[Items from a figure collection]
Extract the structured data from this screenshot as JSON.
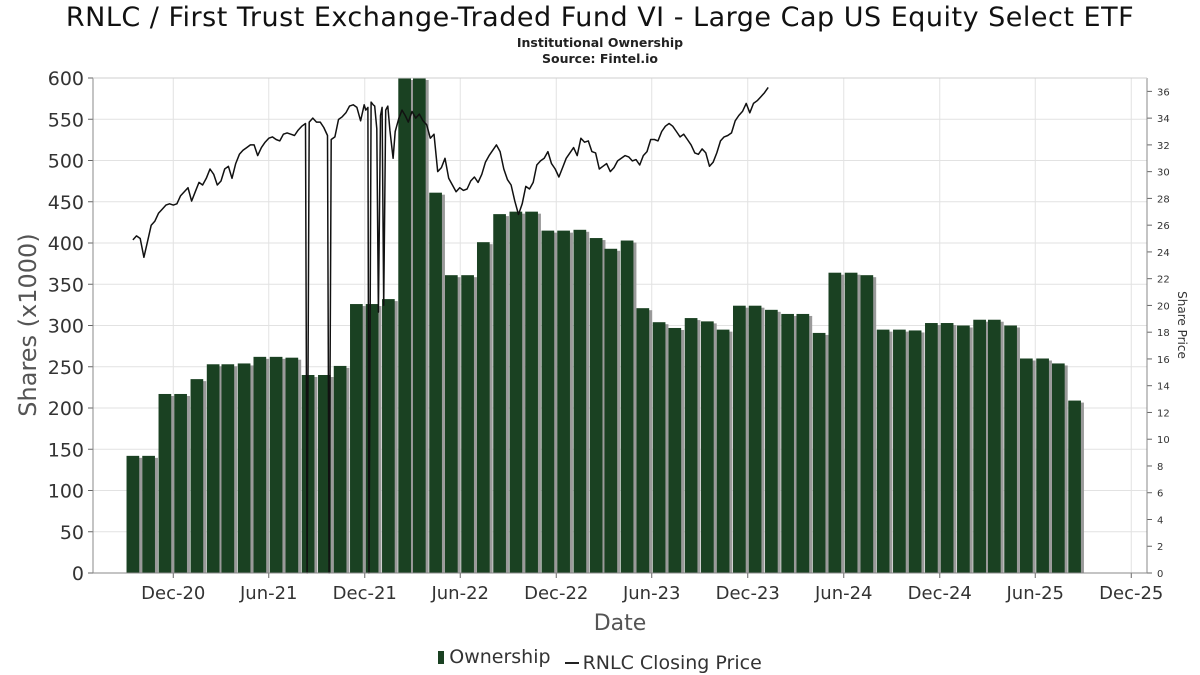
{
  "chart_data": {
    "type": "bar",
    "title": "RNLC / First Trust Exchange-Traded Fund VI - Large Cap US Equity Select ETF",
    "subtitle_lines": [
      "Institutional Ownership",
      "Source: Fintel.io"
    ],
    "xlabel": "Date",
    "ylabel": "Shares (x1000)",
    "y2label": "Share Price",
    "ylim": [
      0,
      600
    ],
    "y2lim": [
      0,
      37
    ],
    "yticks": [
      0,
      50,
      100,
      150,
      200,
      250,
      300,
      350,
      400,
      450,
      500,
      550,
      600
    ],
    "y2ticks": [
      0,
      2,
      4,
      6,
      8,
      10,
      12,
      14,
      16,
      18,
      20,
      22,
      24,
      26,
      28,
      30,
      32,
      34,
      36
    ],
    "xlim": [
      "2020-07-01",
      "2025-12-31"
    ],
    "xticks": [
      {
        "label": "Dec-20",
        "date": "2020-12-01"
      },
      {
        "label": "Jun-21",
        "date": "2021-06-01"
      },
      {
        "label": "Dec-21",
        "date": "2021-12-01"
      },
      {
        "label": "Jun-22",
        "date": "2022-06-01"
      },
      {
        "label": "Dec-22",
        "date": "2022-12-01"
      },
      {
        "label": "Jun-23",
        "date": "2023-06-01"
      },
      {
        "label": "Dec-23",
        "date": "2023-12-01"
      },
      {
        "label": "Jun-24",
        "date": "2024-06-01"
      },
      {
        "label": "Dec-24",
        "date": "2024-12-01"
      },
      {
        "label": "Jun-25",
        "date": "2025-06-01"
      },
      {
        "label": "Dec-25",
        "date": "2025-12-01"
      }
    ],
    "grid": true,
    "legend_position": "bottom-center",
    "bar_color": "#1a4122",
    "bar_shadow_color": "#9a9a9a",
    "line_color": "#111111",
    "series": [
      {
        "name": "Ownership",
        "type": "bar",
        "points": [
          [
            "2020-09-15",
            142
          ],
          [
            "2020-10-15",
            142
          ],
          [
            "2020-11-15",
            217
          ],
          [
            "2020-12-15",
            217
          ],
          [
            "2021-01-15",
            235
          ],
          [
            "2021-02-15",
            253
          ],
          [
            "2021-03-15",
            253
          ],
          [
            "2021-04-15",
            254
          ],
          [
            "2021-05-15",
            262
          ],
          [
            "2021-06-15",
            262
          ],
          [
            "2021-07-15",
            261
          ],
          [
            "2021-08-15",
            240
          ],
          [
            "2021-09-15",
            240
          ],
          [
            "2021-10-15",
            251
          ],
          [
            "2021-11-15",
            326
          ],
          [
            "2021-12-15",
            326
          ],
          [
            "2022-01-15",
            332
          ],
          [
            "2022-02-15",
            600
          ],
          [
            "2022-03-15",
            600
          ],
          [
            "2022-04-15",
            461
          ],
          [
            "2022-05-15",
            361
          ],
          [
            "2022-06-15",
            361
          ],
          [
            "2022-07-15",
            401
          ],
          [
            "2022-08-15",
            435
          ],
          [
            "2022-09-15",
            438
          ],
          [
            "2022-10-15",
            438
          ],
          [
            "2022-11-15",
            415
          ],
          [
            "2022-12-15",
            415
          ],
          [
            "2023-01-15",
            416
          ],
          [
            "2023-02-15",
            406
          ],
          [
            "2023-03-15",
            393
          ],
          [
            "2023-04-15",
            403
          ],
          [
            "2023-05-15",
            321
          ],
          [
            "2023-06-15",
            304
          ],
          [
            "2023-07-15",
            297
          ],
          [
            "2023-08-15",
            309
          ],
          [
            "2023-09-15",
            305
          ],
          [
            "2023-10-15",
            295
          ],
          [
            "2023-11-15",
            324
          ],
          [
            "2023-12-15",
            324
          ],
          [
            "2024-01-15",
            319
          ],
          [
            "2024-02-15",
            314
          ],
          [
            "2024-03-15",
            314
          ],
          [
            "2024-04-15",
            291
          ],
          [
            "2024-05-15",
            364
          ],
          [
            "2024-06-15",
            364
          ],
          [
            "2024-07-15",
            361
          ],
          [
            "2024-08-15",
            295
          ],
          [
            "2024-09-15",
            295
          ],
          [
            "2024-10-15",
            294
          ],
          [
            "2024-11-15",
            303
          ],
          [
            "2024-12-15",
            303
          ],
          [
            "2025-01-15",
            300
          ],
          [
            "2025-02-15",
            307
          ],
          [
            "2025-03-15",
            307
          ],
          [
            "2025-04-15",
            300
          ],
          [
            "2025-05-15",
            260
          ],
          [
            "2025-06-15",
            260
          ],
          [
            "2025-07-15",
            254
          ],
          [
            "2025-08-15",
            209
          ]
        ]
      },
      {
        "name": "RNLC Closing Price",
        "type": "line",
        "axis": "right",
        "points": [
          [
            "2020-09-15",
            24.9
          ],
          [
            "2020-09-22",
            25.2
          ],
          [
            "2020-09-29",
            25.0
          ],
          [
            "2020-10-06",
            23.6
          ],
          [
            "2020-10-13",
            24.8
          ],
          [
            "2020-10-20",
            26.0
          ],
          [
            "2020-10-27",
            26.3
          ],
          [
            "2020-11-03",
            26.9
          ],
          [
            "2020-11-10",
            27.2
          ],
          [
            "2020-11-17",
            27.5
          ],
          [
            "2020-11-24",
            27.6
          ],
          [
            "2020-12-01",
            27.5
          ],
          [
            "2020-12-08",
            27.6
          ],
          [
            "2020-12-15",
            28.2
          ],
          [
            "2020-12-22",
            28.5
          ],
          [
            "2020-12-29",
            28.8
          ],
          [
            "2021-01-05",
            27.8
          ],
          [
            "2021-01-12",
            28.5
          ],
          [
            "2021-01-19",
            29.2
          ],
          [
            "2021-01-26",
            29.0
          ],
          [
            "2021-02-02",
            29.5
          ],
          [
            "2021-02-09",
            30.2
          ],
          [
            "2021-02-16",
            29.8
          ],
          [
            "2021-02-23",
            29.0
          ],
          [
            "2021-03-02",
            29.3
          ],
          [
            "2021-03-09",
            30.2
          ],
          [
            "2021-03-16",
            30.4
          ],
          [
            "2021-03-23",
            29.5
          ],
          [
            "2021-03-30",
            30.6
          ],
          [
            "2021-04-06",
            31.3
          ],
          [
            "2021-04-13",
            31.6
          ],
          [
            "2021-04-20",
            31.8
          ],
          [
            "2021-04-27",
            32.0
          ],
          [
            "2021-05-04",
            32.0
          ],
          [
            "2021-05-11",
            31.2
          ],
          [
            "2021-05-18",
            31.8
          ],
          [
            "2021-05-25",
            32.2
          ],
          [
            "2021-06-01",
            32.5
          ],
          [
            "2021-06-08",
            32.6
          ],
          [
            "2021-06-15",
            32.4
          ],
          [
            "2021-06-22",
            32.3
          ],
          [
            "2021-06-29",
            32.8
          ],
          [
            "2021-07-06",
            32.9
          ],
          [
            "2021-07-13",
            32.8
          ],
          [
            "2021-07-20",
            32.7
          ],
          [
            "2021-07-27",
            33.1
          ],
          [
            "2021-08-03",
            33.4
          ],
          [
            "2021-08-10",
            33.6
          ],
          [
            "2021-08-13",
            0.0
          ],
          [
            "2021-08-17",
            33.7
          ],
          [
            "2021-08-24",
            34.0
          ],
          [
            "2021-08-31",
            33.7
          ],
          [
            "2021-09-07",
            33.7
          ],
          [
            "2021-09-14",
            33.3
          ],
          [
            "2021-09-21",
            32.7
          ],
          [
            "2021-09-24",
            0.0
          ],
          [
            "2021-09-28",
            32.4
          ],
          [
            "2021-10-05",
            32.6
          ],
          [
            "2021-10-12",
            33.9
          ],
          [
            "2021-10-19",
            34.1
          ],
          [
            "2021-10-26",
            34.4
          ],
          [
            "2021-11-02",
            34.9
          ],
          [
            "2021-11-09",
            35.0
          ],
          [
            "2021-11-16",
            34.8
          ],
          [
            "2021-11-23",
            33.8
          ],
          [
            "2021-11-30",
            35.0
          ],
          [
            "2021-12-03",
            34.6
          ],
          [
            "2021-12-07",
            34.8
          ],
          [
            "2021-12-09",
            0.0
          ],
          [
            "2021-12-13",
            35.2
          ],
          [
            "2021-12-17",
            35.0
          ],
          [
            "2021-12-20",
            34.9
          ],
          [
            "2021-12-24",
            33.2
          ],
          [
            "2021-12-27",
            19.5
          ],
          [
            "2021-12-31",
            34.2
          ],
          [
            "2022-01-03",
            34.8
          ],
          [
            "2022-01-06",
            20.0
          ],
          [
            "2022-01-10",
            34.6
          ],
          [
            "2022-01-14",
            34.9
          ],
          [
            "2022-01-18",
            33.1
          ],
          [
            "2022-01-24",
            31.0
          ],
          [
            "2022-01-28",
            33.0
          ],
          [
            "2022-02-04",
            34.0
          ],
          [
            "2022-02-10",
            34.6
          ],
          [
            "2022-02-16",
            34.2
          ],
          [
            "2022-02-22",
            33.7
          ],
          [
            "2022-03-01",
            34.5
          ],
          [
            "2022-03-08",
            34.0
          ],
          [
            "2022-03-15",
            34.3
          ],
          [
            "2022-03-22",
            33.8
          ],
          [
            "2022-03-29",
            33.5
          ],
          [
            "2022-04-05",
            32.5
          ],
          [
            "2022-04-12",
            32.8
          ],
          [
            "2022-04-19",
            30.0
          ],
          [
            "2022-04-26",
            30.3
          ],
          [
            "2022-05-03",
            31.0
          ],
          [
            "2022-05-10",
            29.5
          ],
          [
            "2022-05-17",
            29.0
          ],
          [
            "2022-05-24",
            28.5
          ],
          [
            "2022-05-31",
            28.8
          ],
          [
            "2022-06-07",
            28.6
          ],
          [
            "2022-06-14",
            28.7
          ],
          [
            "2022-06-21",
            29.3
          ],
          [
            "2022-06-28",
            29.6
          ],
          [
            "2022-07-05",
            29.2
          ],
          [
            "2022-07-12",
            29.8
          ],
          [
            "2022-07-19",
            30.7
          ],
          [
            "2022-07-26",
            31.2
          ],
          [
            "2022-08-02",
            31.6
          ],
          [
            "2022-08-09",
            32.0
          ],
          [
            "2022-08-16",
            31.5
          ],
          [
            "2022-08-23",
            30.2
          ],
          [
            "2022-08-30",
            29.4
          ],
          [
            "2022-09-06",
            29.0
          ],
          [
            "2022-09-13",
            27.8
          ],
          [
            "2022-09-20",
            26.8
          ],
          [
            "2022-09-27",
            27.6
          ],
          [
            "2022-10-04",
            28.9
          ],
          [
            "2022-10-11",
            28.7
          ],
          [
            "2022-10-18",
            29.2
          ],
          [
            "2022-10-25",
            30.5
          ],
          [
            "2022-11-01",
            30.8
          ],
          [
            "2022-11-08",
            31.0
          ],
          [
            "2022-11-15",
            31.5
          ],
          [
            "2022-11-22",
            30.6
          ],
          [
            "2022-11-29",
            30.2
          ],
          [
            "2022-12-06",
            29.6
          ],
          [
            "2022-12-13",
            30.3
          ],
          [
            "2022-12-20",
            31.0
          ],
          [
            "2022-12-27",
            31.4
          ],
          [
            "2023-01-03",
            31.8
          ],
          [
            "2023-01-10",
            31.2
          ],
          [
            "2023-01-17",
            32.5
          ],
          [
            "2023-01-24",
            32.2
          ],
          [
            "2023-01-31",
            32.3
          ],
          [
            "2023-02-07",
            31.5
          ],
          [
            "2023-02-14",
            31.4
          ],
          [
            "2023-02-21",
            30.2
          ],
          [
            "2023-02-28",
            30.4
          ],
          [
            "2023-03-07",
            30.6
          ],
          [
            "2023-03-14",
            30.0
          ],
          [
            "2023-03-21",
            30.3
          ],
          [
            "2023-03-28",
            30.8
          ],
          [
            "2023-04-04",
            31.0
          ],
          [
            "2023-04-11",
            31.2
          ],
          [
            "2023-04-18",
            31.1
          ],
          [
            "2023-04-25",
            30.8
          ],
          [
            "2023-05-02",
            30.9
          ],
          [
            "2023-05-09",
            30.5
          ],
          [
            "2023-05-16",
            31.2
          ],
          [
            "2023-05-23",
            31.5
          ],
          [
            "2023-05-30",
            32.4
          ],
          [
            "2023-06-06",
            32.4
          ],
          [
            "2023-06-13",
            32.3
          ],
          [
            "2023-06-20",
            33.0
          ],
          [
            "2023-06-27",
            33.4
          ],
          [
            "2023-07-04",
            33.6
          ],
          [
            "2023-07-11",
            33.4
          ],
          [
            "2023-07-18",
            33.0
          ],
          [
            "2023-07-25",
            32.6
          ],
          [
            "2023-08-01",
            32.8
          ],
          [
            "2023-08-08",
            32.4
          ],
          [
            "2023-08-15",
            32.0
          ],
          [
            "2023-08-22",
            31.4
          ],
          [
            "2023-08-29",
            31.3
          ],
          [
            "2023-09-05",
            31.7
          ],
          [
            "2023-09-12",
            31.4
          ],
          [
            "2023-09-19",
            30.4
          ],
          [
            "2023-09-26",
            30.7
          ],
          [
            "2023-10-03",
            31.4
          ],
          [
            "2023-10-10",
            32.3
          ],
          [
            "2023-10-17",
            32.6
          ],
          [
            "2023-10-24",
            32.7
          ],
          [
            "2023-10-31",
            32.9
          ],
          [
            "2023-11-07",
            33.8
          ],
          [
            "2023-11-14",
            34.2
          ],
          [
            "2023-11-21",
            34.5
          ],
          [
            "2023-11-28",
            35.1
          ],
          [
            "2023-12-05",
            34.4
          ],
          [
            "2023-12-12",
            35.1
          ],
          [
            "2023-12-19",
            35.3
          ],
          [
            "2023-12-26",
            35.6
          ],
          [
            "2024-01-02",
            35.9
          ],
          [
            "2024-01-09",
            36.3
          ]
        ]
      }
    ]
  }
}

* * *

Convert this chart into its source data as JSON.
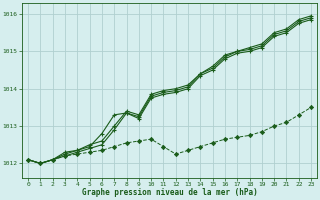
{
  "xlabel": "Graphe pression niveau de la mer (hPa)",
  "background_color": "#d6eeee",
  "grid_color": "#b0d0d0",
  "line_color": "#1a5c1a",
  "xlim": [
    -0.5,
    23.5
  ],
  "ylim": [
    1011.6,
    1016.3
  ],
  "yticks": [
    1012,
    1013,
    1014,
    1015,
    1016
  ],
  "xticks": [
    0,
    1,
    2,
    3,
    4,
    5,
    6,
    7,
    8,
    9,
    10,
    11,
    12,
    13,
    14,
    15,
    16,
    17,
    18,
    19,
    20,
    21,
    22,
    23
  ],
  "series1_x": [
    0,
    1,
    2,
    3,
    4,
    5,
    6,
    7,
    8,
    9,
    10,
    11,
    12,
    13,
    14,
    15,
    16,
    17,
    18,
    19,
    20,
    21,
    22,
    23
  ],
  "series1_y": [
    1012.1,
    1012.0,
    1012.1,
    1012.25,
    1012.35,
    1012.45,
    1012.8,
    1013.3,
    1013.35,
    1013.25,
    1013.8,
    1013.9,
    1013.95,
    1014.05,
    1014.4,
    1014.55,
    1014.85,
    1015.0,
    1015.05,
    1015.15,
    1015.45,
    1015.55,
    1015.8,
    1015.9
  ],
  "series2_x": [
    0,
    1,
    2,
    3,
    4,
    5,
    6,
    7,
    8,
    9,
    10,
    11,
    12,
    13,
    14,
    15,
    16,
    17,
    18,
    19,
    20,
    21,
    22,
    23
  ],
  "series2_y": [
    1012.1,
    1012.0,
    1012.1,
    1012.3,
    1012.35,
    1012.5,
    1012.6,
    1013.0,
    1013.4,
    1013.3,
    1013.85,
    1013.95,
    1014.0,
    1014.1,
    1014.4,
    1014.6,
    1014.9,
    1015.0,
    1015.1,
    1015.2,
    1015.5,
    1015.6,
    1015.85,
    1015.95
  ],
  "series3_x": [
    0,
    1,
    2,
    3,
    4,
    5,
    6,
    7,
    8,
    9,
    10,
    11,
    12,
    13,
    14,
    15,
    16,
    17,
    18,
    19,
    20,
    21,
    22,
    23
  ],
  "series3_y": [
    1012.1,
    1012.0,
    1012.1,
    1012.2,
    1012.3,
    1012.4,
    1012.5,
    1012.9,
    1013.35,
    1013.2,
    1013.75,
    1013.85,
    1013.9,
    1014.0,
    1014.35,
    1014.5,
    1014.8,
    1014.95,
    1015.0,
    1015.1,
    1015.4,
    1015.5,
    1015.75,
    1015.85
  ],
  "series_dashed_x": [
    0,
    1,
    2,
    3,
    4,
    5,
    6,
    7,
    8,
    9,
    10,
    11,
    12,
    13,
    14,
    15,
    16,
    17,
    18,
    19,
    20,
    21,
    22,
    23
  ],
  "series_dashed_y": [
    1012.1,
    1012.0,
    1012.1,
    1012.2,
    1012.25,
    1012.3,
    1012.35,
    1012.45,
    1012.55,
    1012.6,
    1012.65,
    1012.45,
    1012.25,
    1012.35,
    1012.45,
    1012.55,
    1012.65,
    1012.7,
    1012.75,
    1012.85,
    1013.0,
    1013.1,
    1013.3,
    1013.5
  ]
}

* * *

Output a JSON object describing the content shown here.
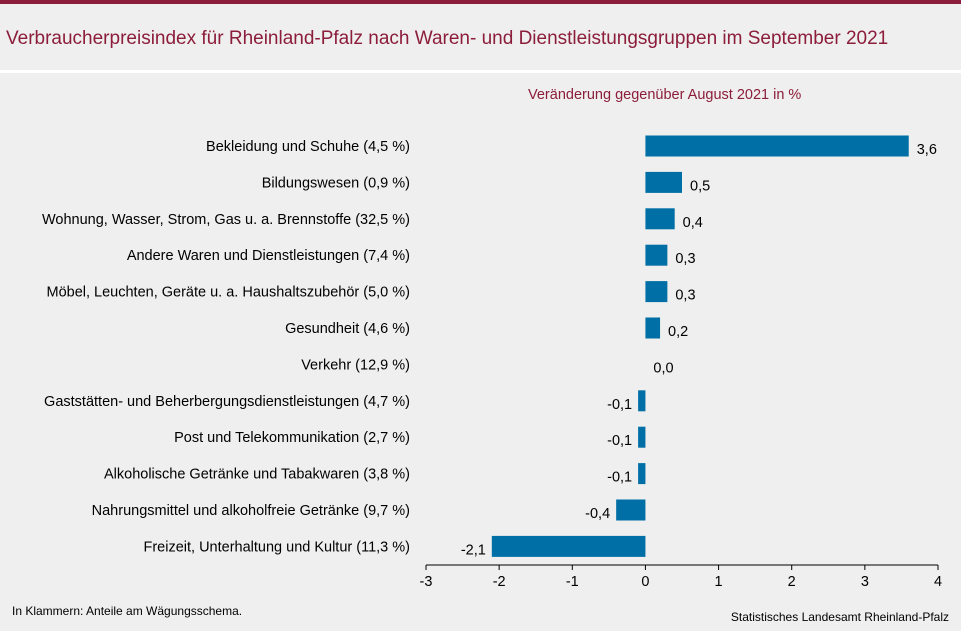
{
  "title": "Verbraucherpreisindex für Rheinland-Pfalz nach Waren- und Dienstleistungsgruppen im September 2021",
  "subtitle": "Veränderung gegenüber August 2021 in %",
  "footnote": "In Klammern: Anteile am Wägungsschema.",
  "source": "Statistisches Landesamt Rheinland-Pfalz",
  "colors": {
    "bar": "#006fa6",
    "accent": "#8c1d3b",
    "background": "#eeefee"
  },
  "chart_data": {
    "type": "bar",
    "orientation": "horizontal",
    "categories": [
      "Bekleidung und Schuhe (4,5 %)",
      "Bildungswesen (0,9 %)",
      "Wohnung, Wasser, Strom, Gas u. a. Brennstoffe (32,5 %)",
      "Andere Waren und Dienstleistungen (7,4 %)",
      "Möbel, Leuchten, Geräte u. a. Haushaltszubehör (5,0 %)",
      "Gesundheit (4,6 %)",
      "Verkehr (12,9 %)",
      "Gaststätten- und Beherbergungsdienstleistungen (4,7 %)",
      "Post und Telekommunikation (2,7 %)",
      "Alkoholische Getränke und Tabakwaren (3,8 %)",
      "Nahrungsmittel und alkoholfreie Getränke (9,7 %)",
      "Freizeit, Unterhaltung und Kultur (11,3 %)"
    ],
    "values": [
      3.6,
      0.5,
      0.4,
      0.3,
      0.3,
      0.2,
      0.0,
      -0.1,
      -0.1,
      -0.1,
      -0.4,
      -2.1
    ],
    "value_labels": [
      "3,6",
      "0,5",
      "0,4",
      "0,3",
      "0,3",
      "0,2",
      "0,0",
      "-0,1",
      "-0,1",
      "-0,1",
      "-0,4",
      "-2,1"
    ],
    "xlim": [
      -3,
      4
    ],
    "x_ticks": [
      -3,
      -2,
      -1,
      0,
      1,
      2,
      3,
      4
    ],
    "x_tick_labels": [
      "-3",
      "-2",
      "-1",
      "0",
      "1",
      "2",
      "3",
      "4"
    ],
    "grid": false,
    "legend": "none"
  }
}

- **What the exercise asks**
Your answer should be a single number: the count of lines in these records that hold the string "Getränke".

- **Expected output**
2